> _AIM_: In the entries that follow, how many lines contain "BHIST"? Answer with the number only.

Chart and figure data
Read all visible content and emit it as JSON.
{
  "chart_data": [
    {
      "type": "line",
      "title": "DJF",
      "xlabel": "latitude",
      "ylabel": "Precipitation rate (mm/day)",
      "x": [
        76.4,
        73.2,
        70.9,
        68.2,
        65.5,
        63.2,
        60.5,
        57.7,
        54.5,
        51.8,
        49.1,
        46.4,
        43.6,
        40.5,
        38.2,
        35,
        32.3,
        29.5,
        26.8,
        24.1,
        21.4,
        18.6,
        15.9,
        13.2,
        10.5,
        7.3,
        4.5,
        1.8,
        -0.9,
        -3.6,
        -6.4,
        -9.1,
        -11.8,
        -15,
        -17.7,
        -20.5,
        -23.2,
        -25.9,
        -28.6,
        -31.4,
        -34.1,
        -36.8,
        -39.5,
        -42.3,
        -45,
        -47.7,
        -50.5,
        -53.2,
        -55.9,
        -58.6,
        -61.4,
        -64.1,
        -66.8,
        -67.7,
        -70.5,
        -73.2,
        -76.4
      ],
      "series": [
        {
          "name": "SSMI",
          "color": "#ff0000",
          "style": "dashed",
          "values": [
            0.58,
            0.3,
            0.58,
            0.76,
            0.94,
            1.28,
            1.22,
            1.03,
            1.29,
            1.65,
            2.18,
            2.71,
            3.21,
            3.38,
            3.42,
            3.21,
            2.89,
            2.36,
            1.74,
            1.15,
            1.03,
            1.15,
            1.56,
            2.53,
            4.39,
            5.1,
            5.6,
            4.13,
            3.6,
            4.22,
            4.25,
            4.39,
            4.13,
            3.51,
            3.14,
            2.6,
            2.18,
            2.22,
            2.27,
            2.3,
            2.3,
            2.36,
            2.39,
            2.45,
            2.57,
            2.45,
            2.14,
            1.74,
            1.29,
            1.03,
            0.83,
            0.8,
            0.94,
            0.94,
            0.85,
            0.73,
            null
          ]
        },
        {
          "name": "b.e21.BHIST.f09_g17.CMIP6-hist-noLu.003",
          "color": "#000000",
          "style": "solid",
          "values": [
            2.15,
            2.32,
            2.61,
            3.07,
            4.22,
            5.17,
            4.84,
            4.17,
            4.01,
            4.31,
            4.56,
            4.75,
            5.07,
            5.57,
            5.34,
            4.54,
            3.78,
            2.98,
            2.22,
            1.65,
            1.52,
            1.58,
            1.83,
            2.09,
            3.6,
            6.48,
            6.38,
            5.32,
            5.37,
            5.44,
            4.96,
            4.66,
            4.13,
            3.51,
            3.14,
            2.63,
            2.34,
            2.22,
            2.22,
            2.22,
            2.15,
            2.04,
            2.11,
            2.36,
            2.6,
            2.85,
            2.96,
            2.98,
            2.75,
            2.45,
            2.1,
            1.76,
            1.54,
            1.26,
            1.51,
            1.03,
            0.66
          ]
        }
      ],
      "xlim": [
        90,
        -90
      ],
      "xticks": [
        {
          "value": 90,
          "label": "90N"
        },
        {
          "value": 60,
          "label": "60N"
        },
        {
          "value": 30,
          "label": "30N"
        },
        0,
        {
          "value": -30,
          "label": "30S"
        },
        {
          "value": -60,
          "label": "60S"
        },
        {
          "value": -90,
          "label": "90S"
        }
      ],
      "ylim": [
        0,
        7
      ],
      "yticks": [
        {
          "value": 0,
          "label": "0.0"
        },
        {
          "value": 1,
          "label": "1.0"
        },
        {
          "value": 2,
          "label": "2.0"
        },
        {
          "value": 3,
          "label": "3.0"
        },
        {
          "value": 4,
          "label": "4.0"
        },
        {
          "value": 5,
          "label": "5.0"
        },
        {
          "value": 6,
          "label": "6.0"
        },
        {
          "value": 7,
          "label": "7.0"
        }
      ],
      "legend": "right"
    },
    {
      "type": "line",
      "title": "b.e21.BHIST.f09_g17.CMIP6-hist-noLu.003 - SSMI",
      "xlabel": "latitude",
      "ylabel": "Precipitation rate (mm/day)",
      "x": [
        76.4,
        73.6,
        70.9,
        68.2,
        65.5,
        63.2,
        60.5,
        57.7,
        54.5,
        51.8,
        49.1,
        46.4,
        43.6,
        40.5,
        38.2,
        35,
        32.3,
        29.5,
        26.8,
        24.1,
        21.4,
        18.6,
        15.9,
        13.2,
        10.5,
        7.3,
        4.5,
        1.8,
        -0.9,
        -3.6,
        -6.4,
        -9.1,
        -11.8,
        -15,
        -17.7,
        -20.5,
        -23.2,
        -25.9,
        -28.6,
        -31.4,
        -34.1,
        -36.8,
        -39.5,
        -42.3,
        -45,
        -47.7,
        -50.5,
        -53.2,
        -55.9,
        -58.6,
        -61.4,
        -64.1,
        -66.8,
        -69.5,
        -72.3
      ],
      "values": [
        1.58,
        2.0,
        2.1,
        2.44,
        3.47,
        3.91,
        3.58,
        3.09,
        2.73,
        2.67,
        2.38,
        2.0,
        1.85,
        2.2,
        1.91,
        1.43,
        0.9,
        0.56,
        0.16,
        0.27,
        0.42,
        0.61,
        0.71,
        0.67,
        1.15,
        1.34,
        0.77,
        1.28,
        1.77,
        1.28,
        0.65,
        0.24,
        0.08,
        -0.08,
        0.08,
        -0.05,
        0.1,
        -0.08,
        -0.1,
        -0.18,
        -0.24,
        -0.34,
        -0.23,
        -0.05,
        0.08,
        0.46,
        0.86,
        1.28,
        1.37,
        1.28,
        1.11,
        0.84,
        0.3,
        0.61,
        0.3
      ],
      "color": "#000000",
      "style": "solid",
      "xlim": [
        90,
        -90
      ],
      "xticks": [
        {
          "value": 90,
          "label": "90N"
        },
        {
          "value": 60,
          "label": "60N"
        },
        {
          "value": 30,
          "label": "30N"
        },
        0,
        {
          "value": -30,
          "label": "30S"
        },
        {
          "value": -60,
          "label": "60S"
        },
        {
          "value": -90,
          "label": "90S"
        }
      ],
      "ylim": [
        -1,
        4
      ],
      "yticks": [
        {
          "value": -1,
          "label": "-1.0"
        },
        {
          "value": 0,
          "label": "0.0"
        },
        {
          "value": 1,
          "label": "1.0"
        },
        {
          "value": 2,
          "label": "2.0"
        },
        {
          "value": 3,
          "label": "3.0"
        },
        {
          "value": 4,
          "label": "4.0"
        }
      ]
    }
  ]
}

> _EXPECTED OUTPUT_: 2